[Start Exercise inputs]

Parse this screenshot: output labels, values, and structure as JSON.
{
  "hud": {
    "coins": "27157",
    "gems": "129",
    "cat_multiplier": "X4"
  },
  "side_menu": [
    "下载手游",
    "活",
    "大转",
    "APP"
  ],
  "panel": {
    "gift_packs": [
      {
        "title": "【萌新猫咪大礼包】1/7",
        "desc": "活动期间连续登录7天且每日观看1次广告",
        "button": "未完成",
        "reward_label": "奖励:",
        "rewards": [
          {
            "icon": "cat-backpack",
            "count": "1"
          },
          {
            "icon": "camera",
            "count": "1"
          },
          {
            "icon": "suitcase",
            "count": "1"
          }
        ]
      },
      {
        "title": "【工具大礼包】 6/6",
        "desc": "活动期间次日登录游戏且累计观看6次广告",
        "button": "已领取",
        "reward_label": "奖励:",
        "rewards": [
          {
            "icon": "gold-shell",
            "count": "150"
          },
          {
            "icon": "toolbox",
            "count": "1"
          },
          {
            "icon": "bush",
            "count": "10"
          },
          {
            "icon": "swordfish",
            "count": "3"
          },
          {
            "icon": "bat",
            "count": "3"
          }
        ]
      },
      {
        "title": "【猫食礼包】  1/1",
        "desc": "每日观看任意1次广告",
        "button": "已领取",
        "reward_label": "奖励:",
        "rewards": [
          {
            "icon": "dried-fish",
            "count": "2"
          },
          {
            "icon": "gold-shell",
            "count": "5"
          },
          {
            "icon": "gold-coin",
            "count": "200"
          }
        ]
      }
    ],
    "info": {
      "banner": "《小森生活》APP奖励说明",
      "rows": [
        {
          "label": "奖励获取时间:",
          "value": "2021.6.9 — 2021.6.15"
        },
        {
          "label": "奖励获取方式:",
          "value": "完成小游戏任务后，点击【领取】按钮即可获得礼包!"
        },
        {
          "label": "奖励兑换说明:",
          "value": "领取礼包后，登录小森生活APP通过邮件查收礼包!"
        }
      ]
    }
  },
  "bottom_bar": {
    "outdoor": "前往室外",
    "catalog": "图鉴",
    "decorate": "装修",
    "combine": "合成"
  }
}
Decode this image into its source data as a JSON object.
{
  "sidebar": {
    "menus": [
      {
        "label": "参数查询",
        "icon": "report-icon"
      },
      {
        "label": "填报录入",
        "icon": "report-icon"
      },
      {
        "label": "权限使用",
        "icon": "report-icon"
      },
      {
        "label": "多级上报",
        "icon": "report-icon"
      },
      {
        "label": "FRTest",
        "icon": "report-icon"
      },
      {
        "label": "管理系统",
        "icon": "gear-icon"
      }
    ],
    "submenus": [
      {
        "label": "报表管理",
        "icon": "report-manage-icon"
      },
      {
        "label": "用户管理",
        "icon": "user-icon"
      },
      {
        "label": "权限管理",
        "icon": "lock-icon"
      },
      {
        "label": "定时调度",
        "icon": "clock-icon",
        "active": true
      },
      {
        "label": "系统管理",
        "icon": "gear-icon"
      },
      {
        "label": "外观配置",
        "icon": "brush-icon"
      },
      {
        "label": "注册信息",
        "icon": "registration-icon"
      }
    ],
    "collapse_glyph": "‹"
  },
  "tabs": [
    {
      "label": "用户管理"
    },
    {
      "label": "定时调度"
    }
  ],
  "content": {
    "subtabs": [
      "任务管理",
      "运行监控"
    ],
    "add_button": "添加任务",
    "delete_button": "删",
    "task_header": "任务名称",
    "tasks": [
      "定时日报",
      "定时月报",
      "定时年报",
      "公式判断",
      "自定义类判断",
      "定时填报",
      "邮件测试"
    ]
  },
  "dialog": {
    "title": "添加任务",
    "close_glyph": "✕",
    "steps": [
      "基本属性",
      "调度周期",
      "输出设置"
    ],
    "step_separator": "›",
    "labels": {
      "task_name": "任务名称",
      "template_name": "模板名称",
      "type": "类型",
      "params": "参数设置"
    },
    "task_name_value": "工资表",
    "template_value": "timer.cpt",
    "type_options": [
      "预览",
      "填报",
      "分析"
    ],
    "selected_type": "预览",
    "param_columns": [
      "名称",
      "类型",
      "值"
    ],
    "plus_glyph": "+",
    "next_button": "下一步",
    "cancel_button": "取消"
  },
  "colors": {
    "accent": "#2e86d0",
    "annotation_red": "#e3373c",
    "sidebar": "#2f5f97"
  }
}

[End Exercise inputs]

• Brief:
In full and verbatim, repeat the records given above.

• Finished answer:
Parse this screenshot: output labels, values, and structure as JSON.
{
  "hud": {
    "coins": "27157",
    "gems": "129",
    "cat_multiplier": "X4"
  },
  "side_menu": [
    "下载手游",
    "活",
    "大转",
    "APP"
  ],
  "panel": {
    "gift_packs": [
      {
        "title": "【萌新猫咪大礼包】1/7",
        "desc": "活动期间连续登录7天且每日观看1次广告",
        "button": "未完成",
        "reward_label": "奖励:",
        "rewards": [
          {
            "icon": "cat-backpack",
            "count": "1"
          },
          {
            "icon": "camera",
            "count": "1"
          },
          {
            "icon": "suitcase",
            "count": "1"
          }
        ]
      },
      {
        "title": "【工具大礼包】 6/6",
        "desc": "活动期间次日登录游戏且累计观看6次广告",
        "button": "已领取",
        "reward_label": "奖励:",
        "rewards": [
          {
            "icon": "gold-shell",
            "count": "150"
          },
          {
            "icon": "toolbox",
            "count": "1"
          },
          {
            "icon": "bush",
            "count": "10"
          },
          {
            "icon": "swordfish",
            "count": "3"
          },
          {
            "icon": "bat",
            "count": "3"
          }
        ]
      },
      {
        "title": "【猫食礼包】  1/1",
        "desc": "每日观看任意1次广告",
        "button": "已领取",
        "reward_label": "奖励:",
        "rewards": [
          {
            "icon": "dried-fish",
            "count": "2"
          },
          {
            "icon": "gold-shell",
            "count": "5"
          },
          {
            "icon": "gold-coin",
            "count": "200"
          }
        ]
      }
    ],
    "info": {
      "banner": "《小森生活》APP奖励说明",
      "rows": [
        {
          "label": "奖励获取时间:",
          "value": "2021.6.9 — 2021.6.15"
        },
        {
          "label": "奖励获取方式:",
          "value": "完成小游戏任务后，点击【领取】按钮即可获得礼包!"
        },
        {
          "label": "奖励兑换说明:",
          "value": "领取礼包后，登录小森生活APP通过邮件查收礼包!"
        }
      ]
    }
  },
  "bottom_bar": {
    "outdoor": "前往室外",
    "catalog": "图鉴",
    "decorate": "装修",
    "combine": "合成"
  }
}
Decode this image into its source data as a JSON object.
{
  "sidebar": {
    "menus": [
      {
        "label": "参数查询",
        "icon": "report-icon"
      },
      {
        "label": "填报录入",
        "icon": "report-icon"
      },
      {
        "label": "权限使用",
        "icon": "report-icon"
      },
      {
        "label": "多级上报",
        "icon": "report-icon"
      },
      {
        "label": "FRTest",
        "icon": "report-icon"
      },
      {
        "label": "管理系统",
        "icon": "gear-icon"
      }
    ],
    "submenus": [
      {
        "label": "报表管理",
        "icon": "report-manage-icon"
      },
      {
        "label": "用户管理",
        "icon": "user-icon"
      },
      {
        "label": "权限管理",
        "icon": "lock-icon"
      },
      {
        "label": "定时调度",
        "icon": "clock-icon",
        "active": true
      },
      {
        "label": "系统管理",
        "icon": "gear-icon"
      },
      {
        "label": "外观配置",
        "icon": "brush-icon"
      },
      {
        "label": "注册信息",
        "icon": "registration-icon"
      }
    ],
    "collapse_glyph": "‹"
  },
  "tabs": [
    {
      "label": "用户管理"
    },
    {
      "label": "定时调度"
    }
  ],
  "content": {
    "subtabs": [
      "任务管理",
      "运行监控"
    ],
    "add_button": "添加任务",
    "delete_button": "删",
    "task_header": "任务名称",
    "tasks": [
      "定时日报",
      "定时月报",
      "定时年报",
      "公式判断",
      "自定义类判断",
      "定时填报",
      "邮件测试"
    ]
  },
  "dialog": {
    "title": "添加任务",
    "close_glyph": "✕",
    "steps": [
      "基本属性",
      "调度周期",
      "输出设置"
    ],
    "step_separator": "›",
    "labels": {
      "task_name": "任务名称",
      "template_name": "模板名称",
      "type": "类型",
      "params": "参数设置"
    },
    "task_name_value": "工资表",
    "template_value": "timer.cpt",
    "type_options": [
      "预览",
      "填报",
      "分析"
    ],
    "selected_type": "预览",
    "param_columns": [
      "名称",
      "类型",
      "值"
    ],
    "plus_glyph": "+",
    "next_button": "下一步",
    "cancel_button": "取消"
  },
  "colors": {
    "accent": "#2e86d0",
    "annotation_red": "#e3373c",
    "sidebar": "#2f5f97"
  }
}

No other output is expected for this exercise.